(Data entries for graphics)

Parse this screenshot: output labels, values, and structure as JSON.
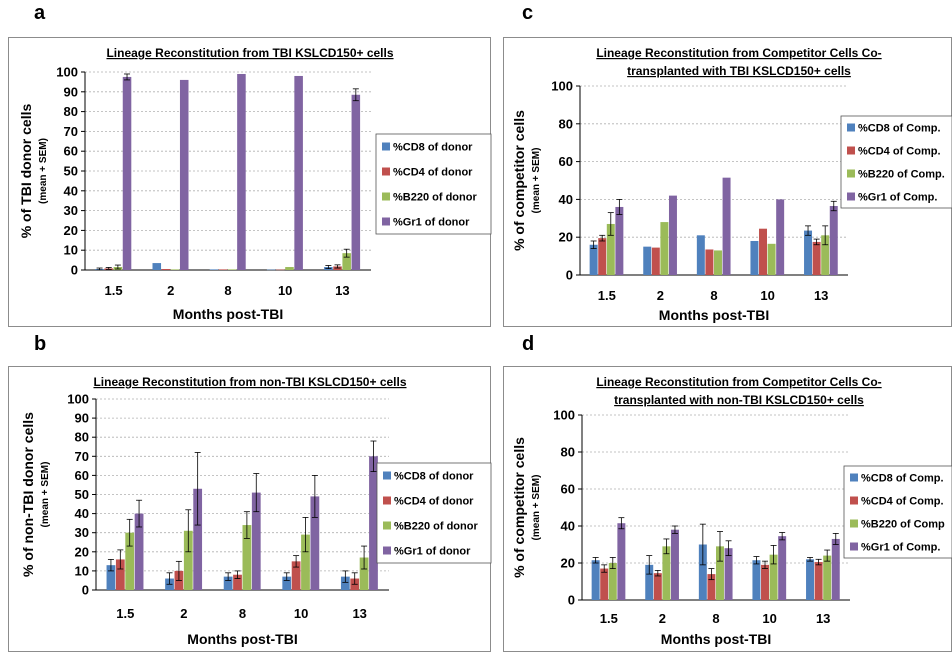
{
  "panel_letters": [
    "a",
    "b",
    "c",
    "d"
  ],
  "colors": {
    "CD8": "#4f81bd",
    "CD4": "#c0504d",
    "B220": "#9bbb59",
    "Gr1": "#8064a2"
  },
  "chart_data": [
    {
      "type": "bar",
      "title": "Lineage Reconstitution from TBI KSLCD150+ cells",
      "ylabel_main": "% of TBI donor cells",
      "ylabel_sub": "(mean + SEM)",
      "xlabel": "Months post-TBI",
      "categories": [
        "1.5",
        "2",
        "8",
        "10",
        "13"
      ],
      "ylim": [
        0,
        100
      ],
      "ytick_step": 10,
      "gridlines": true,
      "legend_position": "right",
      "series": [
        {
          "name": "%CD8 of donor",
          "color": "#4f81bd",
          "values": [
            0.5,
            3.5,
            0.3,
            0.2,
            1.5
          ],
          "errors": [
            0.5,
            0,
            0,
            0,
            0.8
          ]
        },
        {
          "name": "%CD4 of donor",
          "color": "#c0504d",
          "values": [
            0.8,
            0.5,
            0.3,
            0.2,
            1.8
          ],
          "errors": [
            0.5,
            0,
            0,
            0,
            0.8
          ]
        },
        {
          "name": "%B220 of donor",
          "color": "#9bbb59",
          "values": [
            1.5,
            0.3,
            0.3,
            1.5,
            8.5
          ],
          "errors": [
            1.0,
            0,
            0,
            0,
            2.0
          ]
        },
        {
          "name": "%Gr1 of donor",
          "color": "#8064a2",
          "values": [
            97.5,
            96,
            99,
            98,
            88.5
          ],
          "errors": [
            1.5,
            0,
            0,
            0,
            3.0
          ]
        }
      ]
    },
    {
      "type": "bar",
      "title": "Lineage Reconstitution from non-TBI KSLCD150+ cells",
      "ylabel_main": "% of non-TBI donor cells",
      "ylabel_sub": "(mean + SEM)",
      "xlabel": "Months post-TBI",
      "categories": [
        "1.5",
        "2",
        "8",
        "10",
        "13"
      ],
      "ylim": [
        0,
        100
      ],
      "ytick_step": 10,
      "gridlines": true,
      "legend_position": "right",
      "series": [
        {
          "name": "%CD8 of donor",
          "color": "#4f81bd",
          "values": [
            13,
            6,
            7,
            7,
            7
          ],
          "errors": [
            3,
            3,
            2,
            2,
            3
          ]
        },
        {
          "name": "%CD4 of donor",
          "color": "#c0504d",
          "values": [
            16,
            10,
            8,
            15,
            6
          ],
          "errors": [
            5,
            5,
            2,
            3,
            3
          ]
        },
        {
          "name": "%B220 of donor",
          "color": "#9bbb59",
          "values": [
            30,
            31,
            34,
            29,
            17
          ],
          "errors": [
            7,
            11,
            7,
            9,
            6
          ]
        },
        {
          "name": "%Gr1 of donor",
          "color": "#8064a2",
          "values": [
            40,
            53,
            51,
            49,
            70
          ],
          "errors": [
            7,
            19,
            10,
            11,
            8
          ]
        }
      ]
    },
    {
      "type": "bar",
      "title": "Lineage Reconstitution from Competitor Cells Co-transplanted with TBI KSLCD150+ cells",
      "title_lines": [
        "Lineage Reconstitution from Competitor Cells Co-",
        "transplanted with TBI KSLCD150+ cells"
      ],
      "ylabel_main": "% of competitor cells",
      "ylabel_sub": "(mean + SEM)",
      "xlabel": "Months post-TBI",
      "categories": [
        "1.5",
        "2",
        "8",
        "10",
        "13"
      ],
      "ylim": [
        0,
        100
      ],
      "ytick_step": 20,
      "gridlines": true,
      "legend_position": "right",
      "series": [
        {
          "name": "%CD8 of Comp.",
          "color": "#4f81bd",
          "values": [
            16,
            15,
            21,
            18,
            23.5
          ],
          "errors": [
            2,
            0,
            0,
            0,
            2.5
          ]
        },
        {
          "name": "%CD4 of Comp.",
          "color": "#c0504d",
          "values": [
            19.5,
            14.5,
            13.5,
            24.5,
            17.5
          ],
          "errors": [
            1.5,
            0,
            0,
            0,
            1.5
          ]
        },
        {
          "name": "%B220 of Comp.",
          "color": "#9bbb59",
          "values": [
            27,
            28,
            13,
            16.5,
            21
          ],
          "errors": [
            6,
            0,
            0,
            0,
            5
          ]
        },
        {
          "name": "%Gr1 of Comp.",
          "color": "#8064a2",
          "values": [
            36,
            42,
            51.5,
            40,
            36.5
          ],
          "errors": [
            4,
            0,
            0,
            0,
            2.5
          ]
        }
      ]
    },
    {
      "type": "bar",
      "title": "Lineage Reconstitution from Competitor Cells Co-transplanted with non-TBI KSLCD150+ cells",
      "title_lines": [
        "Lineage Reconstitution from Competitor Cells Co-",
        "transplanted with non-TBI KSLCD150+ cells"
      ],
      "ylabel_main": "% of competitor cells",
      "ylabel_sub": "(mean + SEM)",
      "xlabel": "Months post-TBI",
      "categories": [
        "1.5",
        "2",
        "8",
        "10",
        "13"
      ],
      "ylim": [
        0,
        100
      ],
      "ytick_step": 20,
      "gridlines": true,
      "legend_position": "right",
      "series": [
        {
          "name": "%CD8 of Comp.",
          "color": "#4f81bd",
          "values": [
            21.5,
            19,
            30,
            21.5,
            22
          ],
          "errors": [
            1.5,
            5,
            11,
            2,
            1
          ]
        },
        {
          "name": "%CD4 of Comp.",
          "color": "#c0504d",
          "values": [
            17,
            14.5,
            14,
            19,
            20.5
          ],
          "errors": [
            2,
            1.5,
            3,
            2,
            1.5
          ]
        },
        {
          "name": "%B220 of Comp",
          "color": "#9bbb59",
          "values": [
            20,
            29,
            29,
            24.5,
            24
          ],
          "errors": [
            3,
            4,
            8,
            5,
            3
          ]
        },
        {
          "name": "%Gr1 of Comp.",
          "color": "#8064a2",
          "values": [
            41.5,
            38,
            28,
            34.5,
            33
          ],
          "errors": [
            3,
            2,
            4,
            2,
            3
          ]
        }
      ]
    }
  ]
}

==

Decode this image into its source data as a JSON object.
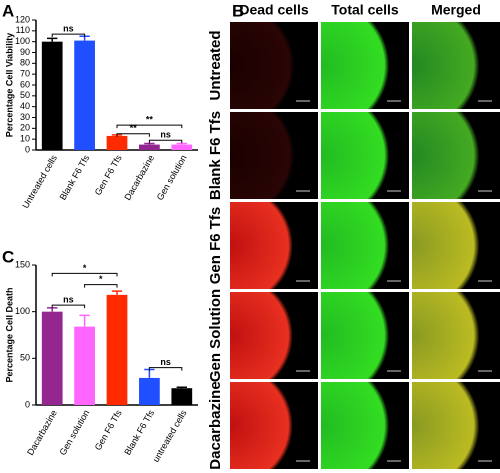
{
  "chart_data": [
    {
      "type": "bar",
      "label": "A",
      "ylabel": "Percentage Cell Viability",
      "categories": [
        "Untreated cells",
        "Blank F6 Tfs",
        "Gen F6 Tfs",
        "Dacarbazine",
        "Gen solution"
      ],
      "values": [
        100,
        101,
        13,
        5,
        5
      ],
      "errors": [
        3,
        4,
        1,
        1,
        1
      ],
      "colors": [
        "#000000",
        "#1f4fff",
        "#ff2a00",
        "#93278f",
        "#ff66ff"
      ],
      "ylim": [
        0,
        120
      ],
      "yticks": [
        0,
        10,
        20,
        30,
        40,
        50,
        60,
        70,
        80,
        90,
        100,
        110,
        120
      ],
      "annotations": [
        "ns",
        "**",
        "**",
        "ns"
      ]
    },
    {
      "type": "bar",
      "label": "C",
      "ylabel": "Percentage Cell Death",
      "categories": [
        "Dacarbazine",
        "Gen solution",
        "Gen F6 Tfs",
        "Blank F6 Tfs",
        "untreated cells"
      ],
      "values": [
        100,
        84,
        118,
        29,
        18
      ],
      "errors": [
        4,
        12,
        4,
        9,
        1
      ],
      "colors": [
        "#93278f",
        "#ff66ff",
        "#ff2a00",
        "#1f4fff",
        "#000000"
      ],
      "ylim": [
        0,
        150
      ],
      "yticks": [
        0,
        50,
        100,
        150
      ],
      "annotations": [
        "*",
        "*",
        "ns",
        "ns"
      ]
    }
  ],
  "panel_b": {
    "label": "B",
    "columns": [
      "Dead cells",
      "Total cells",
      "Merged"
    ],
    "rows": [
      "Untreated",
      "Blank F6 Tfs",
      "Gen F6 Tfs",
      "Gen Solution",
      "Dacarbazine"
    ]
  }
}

TASK GOAL
In the records above, find the lines containing "JSON" and copy them.

TASK ANSWER
Parse this screenshot: output labels, values, and structure as JSON.
Decode this image into its source data as a JSON object.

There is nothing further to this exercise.